Begin Provided records
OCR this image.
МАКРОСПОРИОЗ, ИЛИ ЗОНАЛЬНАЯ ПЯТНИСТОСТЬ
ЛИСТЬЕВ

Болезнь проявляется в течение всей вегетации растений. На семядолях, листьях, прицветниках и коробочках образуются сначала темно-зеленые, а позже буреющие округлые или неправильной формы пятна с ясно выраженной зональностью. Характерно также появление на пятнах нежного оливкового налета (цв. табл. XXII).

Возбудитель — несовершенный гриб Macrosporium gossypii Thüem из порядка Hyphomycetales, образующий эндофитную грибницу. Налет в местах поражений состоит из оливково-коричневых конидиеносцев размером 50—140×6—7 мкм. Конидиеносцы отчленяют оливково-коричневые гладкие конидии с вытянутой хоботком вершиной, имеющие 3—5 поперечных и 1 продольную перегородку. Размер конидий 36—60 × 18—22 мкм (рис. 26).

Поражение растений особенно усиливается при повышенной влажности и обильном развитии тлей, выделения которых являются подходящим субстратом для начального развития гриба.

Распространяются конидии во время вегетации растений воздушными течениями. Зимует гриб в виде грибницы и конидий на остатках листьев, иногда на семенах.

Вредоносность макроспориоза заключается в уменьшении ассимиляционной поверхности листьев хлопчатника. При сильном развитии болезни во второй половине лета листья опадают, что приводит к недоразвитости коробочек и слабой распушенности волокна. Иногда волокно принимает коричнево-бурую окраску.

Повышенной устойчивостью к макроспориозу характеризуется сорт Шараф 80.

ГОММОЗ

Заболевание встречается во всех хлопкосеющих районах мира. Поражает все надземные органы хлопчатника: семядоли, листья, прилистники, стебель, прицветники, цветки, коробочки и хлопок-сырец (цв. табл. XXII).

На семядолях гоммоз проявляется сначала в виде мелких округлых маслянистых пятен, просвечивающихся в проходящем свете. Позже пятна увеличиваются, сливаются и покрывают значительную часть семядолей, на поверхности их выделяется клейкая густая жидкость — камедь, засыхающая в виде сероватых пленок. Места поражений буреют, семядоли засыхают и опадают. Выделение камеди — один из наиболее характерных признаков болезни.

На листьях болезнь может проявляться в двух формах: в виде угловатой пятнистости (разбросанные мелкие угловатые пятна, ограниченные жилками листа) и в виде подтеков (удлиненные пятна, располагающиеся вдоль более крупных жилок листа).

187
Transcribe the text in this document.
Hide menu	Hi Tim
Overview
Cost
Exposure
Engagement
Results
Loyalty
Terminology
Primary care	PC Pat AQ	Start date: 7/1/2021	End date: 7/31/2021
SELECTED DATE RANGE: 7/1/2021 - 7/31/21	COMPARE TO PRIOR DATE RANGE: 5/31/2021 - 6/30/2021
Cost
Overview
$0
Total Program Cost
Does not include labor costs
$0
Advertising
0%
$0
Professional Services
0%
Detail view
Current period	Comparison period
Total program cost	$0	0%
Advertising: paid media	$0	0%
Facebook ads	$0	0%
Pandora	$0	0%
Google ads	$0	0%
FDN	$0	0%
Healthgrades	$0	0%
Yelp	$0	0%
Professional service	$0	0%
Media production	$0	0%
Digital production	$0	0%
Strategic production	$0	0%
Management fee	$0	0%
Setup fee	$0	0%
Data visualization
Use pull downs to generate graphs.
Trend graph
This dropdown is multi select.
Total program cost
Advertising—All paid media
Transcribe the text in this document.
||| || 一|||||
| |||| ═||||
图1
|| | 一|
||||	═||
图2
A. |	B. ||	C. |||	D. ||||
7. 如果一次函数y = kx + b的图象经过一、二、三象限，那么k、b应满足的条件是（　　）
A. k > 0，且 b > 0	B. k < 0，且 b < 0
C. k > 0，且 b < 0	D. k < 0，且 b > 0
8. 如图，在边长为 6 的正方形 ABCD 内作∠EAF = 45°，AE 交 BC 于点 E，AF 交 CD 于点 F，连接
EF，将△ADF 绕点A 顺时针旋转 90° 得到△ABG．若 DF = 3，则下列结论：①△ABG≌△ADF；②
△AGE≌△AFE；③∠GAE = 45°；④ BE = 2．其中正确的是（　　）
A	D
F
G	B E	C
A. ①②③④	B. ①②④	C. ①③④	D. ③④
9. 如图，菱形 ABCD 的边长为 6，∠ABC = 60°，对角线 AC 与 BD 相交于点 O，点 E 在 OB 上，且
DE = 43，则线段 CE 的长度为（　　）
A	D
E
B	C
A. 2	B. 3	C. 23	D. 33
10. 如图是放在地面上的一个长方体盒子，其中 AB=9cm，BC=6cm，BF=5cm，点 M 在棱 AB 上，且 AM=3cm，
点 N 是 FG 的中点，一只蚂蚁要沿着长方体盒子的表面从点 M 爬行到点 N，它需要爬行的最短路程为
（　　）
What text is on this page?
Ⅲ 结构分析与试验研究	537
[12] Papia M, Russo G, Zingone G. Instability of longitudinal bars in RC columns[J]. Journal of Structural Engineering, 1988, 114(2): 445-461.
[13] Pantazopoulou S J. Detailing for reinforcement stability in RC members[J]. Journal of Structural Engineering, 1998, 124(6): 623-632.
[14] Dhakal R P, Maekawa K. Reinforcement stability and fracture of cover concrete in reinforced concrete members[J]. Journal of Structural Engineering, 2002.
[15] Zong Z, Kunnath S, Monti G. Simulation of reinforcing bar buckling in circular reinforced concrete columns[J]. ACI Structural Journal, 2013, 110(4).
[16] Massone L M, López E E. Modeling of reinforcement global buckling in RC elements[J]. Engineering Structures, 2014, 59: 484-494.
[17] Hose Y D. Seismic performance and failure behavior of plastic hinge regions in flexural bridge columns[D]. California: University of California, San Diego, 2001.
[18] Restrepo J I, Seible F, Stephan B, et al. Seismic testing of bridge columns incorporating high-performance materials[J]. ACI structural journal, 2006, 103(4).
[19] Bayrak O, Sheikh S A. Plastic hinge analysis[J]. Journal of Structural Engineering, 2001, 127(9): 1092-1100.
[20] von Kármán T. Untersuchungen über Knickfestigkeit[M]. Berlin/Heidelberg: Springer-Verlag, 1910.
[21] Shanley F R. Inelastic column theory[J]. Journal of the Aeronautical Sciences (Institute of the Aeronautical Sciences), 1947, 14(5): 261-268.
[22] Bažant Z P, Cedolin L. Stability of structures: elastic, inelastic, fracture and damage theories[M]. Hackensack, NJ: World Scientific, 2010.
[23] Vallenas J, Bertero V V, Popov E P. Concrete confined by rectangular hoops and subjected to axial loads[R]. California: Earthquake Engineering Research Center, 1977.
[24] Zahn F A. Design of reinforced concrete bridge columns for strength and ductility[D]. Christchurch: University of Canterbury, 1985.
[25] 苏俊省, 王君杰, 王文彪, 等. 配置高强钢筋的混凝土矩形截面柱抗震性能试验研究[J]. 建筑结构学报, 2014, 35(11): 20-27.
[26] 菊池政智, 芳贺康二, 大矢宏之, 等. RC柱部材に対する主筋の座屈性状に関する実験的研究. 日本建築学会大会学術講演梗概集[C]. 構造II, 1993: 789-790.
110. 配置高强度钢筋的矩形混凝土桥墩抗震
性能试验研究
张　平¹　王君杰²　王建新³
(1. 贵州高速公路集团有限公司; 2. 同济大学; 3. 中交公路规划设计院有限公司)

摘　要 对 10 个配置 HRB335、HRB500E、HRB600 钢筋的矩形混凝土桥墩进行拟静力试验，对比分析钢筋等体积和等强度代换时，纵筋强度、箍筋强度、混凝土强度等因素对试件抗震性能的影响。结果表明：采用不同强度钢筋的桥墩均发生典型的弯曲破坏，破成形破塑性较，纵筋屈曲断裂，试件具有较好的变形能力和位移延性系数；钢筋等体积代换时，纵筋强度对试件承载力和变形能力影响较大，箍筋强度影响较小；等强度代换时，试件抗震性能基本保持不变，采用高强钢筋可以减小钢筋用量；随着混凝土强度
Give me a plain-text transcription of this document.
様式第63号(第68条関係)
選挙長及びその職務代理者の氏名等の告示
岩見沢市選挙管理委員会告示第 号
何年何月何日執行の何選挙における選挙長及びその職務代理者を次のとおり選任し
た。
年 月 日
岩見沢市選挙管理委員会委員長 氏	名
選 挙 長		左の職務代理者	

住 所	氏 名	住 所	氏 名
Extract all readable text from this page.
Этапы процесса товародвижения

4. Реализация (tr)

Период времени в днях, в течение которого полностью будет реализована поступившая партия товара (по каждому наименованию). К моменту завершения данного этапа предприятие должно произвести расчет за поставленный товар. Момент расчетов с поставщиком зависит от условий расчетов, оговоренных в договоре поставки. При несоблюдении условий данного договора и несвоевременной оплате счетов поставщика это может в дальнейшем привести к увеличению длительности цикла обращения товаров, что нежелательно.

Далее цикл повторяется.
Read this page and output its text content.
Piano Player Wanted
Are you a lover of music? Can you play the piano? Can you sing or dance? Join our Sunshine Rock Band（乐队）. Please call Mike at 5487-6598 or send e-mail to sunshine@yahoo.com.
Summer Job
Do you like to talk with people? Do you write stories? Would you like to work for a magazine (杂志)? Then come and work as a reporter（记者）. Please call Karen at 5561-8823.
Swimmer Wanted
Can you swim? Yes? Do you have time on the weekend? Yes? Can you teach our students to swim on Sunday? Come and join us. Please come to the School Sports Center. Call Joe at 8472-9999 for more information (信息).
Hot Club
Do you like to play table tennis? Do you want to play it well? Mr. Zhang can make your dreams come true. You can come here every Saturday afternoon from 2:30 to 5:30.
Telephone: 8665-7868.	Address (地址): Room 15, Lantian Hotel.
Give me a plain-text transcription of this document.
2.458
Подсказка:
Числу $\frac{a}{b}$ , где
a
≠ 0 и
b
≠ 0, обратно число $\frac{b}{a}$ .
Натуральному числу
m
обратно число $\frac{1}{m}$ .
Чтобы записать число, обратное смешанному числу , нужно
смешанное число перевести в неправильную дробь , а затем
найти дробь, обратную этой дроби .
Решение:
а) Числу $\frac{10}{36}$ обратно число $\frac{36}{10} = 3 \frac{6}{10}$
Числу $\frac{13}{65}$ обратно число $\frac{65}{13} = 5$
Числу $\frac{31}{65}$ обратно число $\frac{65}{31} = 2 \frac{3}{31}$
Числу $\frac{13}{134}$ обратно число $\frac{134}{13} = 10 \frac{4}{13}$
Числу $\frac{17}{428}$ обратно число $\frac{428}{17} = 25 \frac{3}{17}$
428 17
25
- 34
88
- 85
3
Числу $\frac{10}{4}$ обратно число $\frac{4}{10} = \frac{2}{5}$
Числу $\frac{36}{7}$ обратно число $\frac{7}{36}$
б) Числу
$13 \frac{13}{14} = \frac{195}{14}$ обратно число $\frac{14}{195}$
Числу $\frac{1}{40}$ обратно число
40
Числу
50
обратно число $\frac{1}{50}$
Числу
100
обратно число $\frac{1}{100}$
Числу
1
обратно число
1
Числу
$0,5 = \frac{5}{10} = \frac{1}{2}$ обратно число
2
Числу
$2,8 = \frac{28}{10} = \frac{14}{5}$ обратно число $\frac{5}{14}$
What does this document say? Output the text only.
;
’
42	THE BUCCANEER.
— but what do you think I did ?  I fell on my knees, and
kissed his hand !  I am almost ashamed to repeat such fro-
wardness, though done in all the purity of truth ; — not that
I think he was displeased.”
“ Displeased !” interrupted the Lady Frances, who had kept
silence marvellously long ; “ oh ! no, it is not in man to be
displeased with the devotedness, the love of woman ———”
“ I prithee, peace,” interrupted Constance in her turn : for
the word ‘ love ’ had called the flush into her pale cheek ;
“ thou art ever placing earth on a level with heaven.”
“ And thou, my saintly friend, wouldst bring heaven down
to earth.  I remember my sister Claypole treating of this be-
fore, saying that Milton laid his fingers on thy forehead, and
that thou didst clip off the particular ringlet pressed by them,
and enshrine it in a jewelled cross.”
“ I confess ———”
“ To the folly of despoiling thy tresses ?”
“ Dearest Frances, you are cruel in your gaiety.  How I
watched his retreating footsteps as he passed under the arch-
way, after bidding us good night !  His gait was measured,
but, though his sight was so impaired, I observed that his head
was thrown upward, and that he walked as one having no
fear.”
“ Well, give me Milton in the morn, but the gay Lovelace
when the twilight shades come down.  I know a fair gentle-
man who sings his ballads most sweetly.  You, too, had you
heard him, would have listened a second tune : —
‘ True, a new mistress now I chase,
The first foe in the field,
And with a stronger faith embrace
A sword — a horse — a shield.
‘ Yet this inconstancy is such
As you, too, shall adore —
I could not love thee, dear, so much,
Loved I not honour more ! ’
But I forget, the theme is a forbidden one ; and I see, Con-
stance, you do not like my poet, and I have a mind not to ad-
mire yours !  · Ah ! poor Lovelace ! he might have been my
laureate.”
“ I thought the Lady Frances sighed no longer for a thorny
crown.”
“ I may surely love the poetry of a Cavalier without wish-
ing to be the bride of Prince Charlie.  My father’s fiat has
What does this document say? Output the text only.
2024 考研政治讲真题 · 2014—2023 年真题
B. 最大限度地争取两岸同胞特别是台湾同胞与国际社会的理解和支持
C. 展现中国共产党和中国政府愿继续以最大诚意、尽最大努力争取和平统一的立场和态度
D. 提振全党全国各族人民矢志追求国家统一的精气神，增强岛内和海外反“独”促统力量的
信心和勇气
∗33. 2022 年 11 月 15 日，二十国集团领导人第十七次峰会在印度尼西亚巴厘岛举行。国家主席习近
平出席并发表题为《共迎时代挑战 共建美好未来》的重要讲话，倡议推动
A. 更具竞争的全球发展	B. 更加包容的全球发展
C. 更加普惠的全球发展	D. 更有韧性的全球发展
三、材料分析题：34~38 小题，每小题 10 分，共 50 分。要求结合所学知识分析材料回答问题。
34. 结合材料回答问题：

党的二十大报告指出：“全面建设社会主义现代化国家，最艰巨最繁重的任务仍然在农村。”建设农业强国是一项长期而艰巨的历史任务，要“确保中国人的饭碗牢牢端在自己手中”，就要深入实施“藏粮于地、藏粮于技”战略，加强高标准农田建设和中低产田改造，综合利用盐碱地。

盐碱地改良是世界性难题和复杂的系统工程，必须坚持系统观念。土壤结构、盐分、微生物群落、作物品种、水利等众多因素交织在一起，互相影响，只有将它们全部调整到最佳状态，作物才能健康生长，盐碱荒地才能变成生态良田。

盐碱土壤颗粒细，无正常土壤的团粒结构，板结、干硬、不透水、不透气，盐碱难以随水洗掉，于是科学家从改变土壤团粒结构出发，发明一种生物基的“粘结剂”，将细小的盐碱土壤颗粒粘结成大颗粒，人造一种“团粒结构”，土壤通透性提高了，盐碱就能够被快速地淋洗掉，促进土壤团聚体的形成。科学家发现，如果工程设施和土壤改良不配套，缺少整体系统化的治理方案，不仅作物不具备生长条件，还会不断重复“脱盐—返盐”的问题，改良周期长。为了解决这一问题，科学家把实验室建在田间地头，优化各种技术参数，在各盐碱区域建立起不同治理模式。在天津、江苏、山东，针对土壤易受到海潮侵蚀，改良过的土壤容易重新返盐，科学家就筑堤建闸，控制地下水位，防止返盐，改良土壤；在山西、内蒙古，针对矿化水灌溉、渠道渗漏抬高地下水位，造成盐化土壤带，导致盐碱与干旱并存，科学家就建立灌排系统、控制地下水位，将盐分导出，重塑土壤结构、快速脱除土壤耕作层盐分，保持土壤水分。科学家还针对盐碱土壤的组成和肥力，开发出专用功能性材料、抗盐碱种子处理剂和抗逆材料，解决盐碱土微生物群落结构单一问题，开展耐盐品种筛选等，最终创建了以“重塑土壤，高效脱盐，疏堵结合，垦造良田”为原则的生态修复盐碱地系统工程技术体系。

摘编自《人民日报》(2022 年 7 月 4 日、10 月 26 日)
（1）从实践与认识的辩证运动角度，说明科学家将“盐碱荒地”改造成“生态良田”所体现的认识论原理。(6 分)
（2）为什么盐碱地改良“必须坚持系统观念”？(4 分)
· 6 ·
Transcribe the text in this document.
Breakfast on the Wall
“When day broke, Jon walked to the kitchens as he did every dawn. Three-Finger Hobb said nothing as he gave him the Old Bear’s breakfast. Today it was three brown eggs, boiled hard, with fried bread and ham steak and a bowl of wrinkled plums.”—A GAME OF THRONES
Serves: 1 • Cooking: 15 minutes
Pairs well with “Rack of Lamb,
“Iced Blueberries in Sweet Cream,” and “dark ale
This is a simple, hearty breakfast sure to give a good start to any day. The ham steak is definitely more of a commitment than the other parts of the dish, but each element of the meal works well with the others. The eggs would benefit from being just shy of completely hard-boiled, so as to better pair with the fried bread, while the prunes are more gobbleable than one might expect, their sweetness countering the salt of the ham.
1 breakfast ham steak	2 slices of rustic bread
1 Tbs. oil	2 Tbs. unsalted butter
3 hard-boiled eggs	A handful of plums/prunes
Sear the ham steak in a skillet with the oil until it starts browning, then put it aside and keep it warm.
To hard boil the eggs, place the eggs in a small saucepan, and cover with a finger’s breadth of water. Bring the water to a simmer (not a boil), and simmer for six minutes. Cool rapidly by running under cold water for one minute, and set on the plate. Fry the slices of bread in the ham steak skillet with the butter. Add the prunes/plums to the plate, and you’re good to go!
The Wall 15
End Provided records
- What the task requires: Search the data above for the string "Advertising" and copy each line that has it.

- Answer to this task:
Advertising
Advertising: paid media	$0	0%
Advertising—All paid media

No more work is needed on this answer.